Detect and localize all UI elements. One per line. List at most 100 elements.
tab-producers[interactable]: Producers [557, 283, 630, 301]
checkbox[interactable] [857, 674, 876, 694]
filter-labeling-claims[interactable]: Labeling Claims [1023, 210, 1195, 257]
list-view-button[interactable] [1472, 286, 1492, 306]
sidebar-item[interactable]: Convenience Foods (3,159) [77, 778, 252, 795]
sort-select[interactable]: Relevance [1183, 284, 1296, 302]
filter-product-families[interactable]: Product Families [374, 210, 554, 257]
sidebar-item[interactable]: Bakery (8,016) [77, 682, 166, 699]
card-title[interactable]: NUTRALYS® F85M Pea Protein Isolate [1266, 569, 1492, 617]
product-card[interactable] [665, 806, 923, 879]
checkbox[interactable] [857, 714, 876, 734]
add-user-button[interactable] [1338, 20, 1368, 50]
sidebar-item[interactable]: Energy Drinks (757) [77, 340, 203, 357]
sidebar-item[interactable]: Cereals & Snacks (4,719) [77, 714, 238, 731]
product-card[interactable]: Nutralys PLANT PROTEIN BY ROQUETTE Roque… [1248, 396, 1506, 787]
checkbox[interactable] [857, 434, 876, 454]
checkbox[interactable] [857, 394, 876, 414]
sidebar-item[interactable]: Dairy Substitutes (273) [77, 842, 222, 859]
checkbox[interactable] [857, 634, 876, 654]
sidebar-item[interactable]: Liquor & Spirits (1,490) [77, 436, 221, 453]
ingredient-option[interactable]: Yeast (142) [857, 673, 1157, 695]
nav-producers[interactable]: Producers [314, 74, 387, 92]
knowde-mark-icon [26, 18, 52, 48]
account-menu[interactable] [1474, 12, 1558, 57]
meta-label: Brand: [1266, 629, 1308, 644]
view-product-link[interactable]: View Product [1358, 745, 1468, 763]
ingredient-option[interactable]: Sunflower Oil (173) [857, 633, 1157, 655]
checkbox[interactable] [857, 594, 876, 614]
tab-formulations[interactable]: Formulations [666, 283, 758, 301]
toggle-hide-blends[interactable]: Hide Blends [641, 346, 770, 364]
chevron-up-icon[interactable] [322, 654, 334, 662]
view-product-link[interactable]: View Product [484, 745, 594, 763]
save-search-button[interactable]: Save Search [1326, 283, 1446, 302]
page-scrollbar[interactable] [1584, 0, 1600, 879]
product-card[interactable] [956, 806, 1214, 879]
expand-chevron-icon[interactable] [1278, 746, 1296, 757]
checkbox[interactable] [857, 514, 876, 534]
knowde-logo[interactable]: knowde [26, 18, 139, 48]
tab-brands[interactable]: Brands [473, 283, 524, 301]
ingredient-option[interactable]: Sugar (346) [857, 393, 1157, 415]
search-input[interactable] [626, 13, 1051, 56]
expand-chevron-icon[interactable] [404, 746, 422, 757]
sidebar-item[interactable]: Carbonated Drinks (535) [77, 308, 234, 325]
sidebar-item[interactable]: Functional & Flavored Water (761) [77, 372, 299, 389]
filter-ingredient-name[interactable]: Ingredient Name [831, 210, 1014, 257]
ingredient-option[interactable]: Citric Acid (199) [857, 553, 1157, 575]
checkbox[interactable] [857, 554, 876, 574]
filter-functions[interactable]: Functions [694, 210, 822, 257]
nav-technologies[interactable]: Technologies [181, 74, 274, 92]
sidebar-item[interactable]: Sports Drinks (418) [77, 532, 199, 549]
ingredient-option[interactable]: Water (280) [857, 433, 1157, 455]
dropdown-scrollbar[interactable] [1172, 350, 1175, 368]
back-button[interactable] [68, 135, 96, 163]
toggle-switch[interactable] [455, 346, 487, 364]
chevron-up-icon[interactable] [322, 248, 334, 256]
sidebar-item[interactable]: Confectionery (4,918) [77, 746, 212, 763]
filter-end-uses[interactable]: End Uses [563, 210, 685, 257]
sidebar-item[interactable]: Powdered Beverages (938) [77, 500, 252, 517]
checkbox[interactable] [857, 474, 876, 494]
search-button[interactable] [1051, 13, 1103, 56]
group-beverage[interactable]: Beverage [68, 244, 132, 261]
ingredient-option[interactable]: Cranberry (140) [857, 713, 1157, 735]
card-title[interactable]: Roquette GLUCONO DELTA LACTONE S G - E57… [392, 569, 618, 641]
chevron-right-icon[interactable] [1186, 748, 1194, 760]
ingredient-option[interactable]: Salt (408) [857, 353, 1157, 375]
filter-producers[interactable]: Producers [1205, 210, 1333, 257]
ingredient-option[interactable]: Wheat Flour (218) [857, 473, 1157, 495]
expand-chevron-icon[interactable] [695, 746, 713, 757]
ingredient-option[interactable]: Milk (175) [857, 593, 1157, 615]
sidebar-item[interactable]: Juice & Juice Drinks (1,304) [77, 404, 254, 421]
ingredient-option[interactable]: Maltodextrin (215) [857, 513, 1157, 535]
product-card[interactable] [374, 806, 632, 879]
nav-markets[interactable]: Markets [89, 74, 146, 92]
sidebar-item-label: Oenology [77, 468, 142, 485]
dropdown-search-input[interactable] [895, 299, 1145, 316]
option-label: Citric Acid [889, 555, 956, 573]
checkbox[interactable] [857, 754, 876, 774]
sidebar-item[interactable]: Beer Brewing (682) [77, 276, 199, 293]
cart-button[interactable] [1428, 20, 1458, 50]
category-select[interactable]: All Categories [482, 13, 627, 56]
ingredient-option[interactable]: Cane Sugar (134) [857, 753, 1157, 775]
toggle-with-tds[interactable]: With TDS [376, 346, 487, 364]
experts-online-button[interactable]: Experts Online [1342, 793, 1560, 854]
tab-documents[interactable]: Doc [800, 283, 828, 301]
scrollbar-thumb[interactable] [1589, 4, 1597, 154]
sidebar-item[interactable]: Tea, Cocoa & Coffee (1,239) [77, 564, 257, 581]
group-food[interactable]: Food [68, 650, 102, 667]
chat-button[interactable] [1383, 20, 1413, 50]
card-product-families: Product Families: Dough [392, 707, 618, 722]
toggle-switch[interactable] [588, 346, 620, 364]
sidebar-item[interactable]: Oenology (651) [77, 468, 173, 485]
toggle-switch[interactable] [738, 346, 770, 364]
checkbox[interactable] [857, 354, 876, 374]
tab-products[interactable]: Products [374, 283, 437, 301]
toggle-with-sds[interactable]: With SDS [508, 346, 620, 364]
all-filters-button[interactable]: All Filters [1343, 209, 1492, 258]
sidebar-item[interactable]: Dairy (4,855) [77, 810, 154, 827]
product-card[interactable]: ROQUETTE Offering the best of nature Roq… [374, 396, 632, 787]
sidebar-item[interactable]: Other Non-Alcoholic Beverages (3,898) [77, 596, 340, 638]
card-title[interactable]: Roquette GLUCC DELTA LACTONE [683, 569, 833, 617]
=-=-=
### [PROBLEM TO WORK ON]
Copy out the entries from the material above, matching each one exactly.

### [EXERCISE RESULT]
Detect and localize all UI elements. One per line. List at most 100 elements.
tab-producers[interactable]: Producers [557, 283, 630, 301]
checkbox[interactable] [857, 674, 876, 694]
filter-labeling-claims[interactable]: Labeling Claims [1023, 210, 1195, 257]
list-view-button[interactable] [1472, 286, 1492, 306]
sidebar-item[interactable]: Convenience Foods (3,159) [77, 778, 252, 795]
sort-select[interactable]: Relevance [1183, 284, 1296, 302]
filter-product-families[interactable]: Product Families [374, 210, 554, 257]
sidebar-item[interactable]: Bakery (8,016) [77, 682, 166, 699]
card-title[interactable]: NUTRALYS® F85M Pea Protein Isolate [1266, 569, 1492, 617]
product-card[interactable] [665, 806, 923, 879]
checkbox[interactable] [857, 714, 876, 734]
add-user-button[interactable] [1338, 20, 1368, 50]
sidebar-item[interactable]: Energy Drinks (757) [77, 340, 203, 357]
sidebar-item[interactable]: Cereals & Snacks (4,719) [77, 714, 238, 731]
product-card[interactable]: Nutralys PLANT PROTEIN BY ROQUETTE Roque… [1248, 396, 1506, 787]
checkbox[interactable] [857, 434, 876, 454]
checkbox[interactable] [857, 394, 876, 414]
sidebar-item[interactable]: Dairy Substitutes (273) [77, 842, 222, 859]
checkbox[interactable] [857, 634, 876, 654]
sidebar-item[interactable]: Liquor & Spirits (1,490) [77, 436, 221, 453]
ingredient-option[interactable]: Yeast (142) [857, 673, 1157, 695]
nav-producers[interactable]: Producers [314, 74, 387, 92]
knowde-mark-icon [26, 18, 52, 48]
account-menu[interactable] [1474, 12, 1558, 57]
meta-label: Brand: [1266, 629, 1308, 644]
view-product-link[interactable]: View Product [1358, 745, 1468, 763]
ingredient-option[interactable]: Sunflower Oil (173) [857, 633, 1157, 655]
checkbox[interactable] [857, 594, 876, 614]
tab-formulations[interactable]: Formulations [666, 283, 758, 301]
toggle-hide-blends[interactable]: Hide Blends [641, 346, 770, 364]
chevron-up-icon[interactable] [322, 654, 334, 662]
view-product-link[interactable]: View Product [484, 745, 594, 763]
save-search-button[interactable]: Save Search [1326, 283, 1446, 302]
page-scrollbar[interactable] [1584, 0, 1600, 879]
product-card[interactable] [956, 806, 1214, 879]
expand-chevron-icon[interactable] [1278, 746, 1296, 757]
checkbox[interactable] [857, 514, 876, 534]
knowde-logo[interactable]: knowde [26, 18, 139, 48]
tab-brands[interactable]: Brands [473, 283, 524, 301]
ingredient-option[interactable]: Sugar (346) [857, 393, 1157, 415]
search-input[interactable] [626, 13, 1051, 56]
expand-chevron-icon[interactable] [404, 746, 422, 757]
sidebar-item[interactable]: Carbonated Drinks (535) [77, 308, 234, 325]
sidebar-item[interactable]: Functional & Flavored Water (761) [77, 372, 299, 389]
filter-ingredient-name[interactable]: Ingredient Name [831, 210, 1014, 257]
ingredient-option[interactable]: Citric Acid (199) [857, 553, 1157, 575]
checkbox[interactable] [857, 554, 876, 574]
filter-functions[interactable]: Functions [694, 210, 822, 257]
nav-technologies[interactable]: Technologies [181, 74, 274, 92]
sidebar-item[interactable]: Sports Drinks (418) [77, 532, 199, 549]
ingredient-option[interactable]: Water (280) [857, 433, 1157, 455]
dropdown-scrollbar[interactable] [1172, 350, 1175, 368]
back-button[interactable] [68, 135, 96, 163]
toggle-switch[interactable] [455, 346, 487, 364]
chevron-up-icon[interactable] [322, 248, 334, 256]
sidebar-item[interactable]: Confectionery (4,918) [77, 746, 212, 763]
filter-end-uses[interactable]: End Uses [563, 210, 685, 257]
sidebar-item[interactable]: Powdered Beverages (938) [77, 500, 252, 517]
checkbox[interactable] [857, 474, 876, 494]
search-button[interactable] [1051, 13, 1103, 56]
group-beverage[interactable]: Beverage [68, 244, 132, 261]
ingredient-option[interactable]: Cranberry (140) [857, 713, 1157, 735]
card-title[interactable]: Roquette GLUCONO DELTA LACTONE S G - E57… [392, 569, 618, 641]
chevron-right-icon[interactable] [1186, 748, 1194, 760]
ingredient-option[interactable]: Salt (408) [857, 353, 1157, 375]
filter-producers[interactable]: Producers [1205, 210, 1333, 257]
ingredient-option[interactable]: Wheat Flour (218) [857, 473, 1157, 495]
expand-chevron-icon[interactable] [695, 746, 713, 757]
ingredient-option[interactable]: Milk (175) [857, 593, 1157, 615]
sidebar-item[interactable]: Juice & Juice Drinks (1,304) [77, 404, 254, 421]
ingredient-option[interactable]: Maltodextrin (215) [857, 513, 1157, 535]
product-card[interactable] [374, 806, 632, 879]
nav-markets[interactable]: Markets [89, 74, 146, 92]
sidebar-item-label: Oenology [77, 468, 142, 485]
dropdown-search-input[interactable] [895, 299, 1145, 316]
option-label: Citric Acid [889, 555, 956, 573]
checkbox[interactable] [857, 754, 876, 774]
sidebar-item[interactable]: Beer Brewing (682) [77, 276, 199, 293]
cart-button[interactable] [1428, 20, 1458, 50]
category-select[interactable]: All Categories [482, 13, 627, 56]
ingredient-option[interactable]: Cane Sugar (134) [857, 753, 1157, 775]
toggle-with-tds[interactable]: With TDS [376, 346, 487, 364]
experts-online-button[interactable]: Experts Online [1342, 793, 1560, 854]
tab-documents[interactable]: Doc [800, 283, 828, 301]
scrollbar-thumb[interactable] [1589, 4, 1597, 154]
sidebar-item[interactable]: Tea, Cocoa & Coffee (1,239) [77, 564, 257, 581]
group-food[interactable]: Food [68, 650, 102, 667]
chat-button[interactable] [1383, 20, 1413, 50]
card-product-families: Product Families: Dough [392, 707, 618, 722]
toggle-switch[interactable] [588, 346, 620, 364]
sidebar-item[interactable]: Oenology (651) [77, 468, 173, 485]
toggle-switch[interactable] [738, 346, 770, 364]
checkbox[interactable] [857, 354, 876, 374]
tab-products[interactable]: Products [374, 283, 437, 301]
toggle-with-sds[interactable]: With SDS [508, 346, 620, 364]
all-filters-button[interactable]: All Filters [1343, 209, 1492, 258]
sidebar-item[interactable]: Dairy (4,855) [77, 810, 154, 827]
product-card[interactable]: ROQUETTE Offering the best of nature Roq… [374, 396, 632, 787]
sidebar-item[interactable]: Other Non-Alcoholic Beverages (3,898) [77, 596, 340, 638]
card-title[interactable]: Roquette GLUCC DELTA LACTONE [683, 569, 833, 617]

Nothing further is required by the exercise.